___ RAW DATA ___

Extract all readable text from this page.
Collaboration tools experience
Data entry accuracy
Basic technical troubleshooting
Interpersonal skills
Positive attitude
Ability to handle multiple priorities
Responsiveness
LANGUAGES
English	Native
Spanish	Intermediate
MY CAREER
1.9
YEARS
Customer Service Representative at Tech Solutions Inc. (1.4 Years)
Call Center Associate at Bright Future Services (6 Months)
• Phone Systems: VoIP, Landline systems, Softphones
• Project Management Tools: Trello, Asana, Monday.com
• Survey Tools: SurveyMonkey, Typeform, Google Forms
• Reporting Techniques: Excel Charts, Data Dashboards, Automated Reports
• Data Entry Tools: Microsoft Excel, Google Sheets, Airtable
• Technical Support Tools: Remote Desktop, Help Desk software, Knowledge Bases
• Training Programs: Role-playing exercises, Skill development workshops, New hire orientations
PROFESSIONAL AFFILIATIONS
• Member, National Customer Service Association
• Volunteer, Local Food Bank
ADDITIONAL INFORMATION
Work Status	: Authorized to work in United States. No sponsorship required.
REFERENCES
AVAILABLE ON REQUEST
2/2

___

**WORK INSTRUCTIONS:**
From the listing above, pick out each line where the word "Customer" appears.

**TASK ANSWER:**
Customer Service Representative at Tech Solutions Inc. (1.4 Years)
• Member, National Customer Service Association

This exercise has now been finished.